-- STORED ROWS --
start

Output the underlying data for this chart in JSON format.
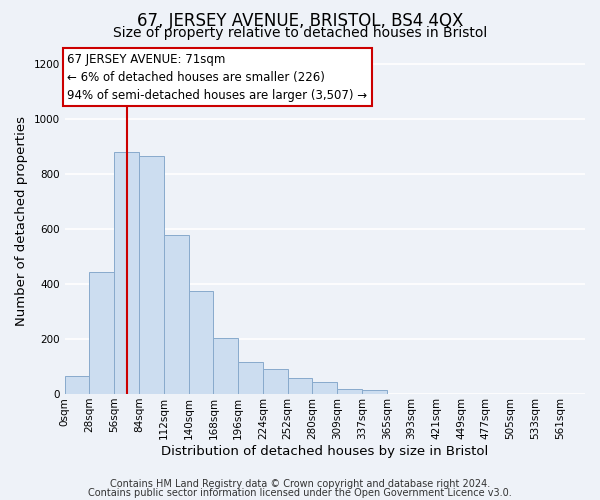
{
  "title": "67, JERSEY AVENUE, BRISTOL, BS4 4QX",
  "subtitle": "Size of property relative to detached houses in Bristol",
  "xlabel": "Distribution of detached houses by size in Bristol",
  "ylabel": "Number of detached properties",
  "bar_labels": [
    "0sqm",
    "28sqm",
    "56sqm",
    "84sqm",
    "112sqm",
    "140sqm",
    "168sqm",
    "196sqm",
    "224sqm",
    "252sqm",
    "280sqm",
    "309sqm",
    "337sqm",
    "365sqm",
    "393sqm",
    "421sqm",
    "449sqm",
    "477sqm",
    "505sqm",
    "533sqm",
    "561sqm"
  ],
  "bar_heights": [
    65,
    445,
    880,
    865,
    580,
    375,
    205,
    115,
    90,
    60,
    45,
    20,
    15,
    0,
    0,
    0,
    0,
    0,
    0,
    0,
    0
  ],
  "bar_color": "#ccddf0",
  "bar_edge_color": "#88aacc",
  "red_line_x": 71,
  "bin_width": 28,
  "ylim": [
    0,
    1260
  ],
  "annotation_text": "67 JERSEY AVENUE: 71sqm\n← 6% of detached houses are smaller (226)\n94% of semi-detached houses are larger (3,507) →",
  "annotation_box_color": "#ffffff",
  "annotation_box_edgecolor": "#cc0000",
  "red_line_color": "#cc0000",
  "footer_line1": "Contains HM Land Registry data © Crown copyright and database right 2024.",
  "footer_line2": "Contains public sector information licensed under the Open Government Licence v3.0.",
  "background_color": "#eef2f8",
  "grid_color": "#ffffff",
  "title_fontsize": 12,
  "subtitle_fontsize": 10,
  "axis_label_fontsize": 9.5,
  "tick_fontsize": 7.5,
  "annotation_fontsize": 8.5,
  "footer_fontsize": 7
}
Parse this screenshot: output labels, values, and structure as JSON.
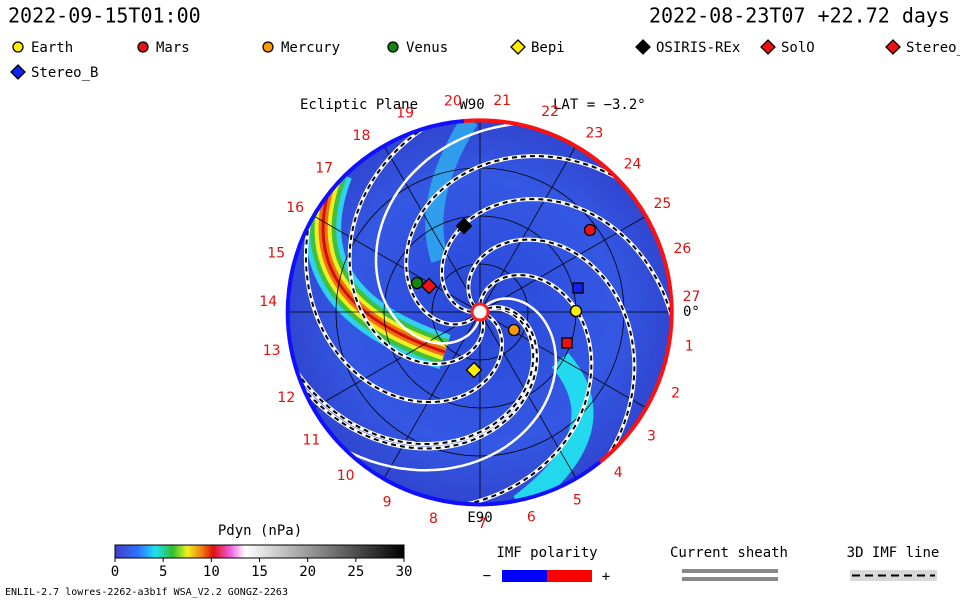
{
  "header": {
    "run_time": "2022-09-15T01:00",
    "sim_time": "2022-08-23T07 +22.72 days"
  },
  "legend": [
    "Earth",
    "Mars",
    "Mercury",
    "Venus",
    "Bepi",
    "OSIRIS-REx",
    "SolO",
    "Stereo_",
    "Stereo_B"
  ],
  "plot": {
    "title": "Ecliptic Plane",
    "top_label": "W90",
    "bottom_label": "E90",
    "latitude": "LAT = −3.2°",
    "zero_label": "0°",
    "carrington_longitudes": [
      "1",
      "2",
      "3",
      "4",
      "5",
      "6",
      "7",
      "8",
      "9",
      "10",
      "11",
      "12",
      "13",
      "14",
      "15",
      "16",
      "17",
      "18",
      "19",
      "20",
      "21",
      "22",
      "23",
      "24",
      "25",
      "26",
      "27"
    ]
  },
  "colorbar": {
    "title": "Pdyn (nPa)",
    "ticks": [
      "0",
      "5",
      "10",
      "15",
      "20",
      "25",
      "30"
    ]
  },
  "imf": {
    "title": "IMF polarity",
    "minus": "−",
    "plus": "+"
  },
  "current_sheath": "Current sheath",
  "imf_line": "3D IMF line",
  "footer": "ENLIL-2.7 lowres-2262-a3b1f WSA_V2.2 GONGZ-2263"
}
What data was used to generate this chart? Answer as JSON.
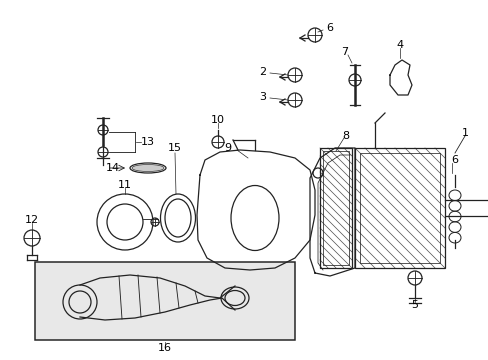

end

Give the data again exactly as written, with all pictures left out.

-- EXERCISE ANSWER --
Output the underlying data for this chart in JSON format.
{
  "title": "67, JERSEY AVENUE, BRISTOL, BS4 4QX",
  "subtitle": "Size of property relative to detached houses in Bristol",
  "xlabel": "Distribution of detached houses by size in Bristol",
  "ylabel": "Number of detached properties",
  "bar_labels": [
    "0sqm",
    "28sqm",
    "56sqm",
    "84sqm",
    "112sqm",
    "140sqm",
    "168sqm",
    "196sqm",
    "224sqm",
    "252sqm",
    "280sqm",
    "309sqm",
    "337sqm",
    "365sqm",
    "393sqm",
    "421sqm",
    "449sqm",
    "477sqm",
    "505sqm",
    "533sqm",
    "561sqm"
  ],
  "bar_heights": [
    65,
    445,
    880,
    865,
    580,
    375,
    205,
    115,
    90,
    60,
    45,
    20,
    15,
    0,
    0,
    0,
    0,
    0,
    0,
    0,
    0
  ],
  "bar_color": "#ccddf0",
  "bar_edge_color": "#88aacc",
  "red_line_x": 71,
  "bin_width": 28,
  "ylim": [
    0,
    1260
  ],
  "annotation_text": "67 JERSEY AVENUE: 71sqm\n← 6% of detached houses are smaller (226)\n94% of semi-detached houses are larger (3,507) →",
  "annotation_box_color": "#ffffff",
  "annotation_box_edgecolor": "#cc0000",
  "red_line_color": "#cc0000",
  "footer_line1": "Contains HM Land Registry data © Crown copyright and database right 2024.",
  "footer_line2": "Contains public sector information licensed under the Open Government Licence v3.0.",
  "background_color": "#eef2f8",
  "grid_color": "#ffffff",
  "title_fontsize": 12,
  "subtitle_fontsize": 10,
  "axis_label_fontsize": 9.5,
  "tick_fontsize": 7.5,
  "annotation_fontsize": 8.5,
  "footer_fontsize": 7
}
Parse this screenshot: output labels, values, and structure as JSON.
{
  "header": {
    "run_time": "2022-09-15T01:00",
    "sim_time": "2022-08-23T07 +22.72 days"
  },
  "legend": [
    "Earth",
    "Mars",
    "Mercury",
    "Venus",
    "Bepi",
    "OSIRIS-REx",
    "SolO",
    "Stereo_",
    "Stereo_B"
  ],
  "plot": {
    "title": "Ecliptic Plane",
    "top_label": "W90",
    "bottom_label": "E90",
    "latitude": "LAT = −3.2°",
    "zero_label": "0°",
    "carrington_longitudes": [
      "1",
      "2",
      "3",
      "4",
      "5",
      "6",
      "7",
      "8",
      "9",
      "10",
      "11",
      "12",
      "13",
      "14",
      "15",
      "16",
      "17",
      "18",
      "19",
      "20",
      "21",
      "22",
      "23",
      "24",
      "25",
      "26",
      "27"
    ]
  },
  "colorbar": {
    "title": "Pdyn (nPa)",
    "ticks": [
      "0",
      "5",
      "10",
      "15",
      "20",
      "25",
      "30"
    ]
  },
  "imf": {
    "title": "IMF polarity",
    "minus": "−",
    "plus": "+"
  },
  "current_sheath": "Current sheath",
  "imf_line": "3D IMF line",
  "footer": "ENLIL-2.7 lowres-2262-a3b1f WSA_V2.2 GONGZ-2263"
}
What data was used to generate this chart? Answer as JSON.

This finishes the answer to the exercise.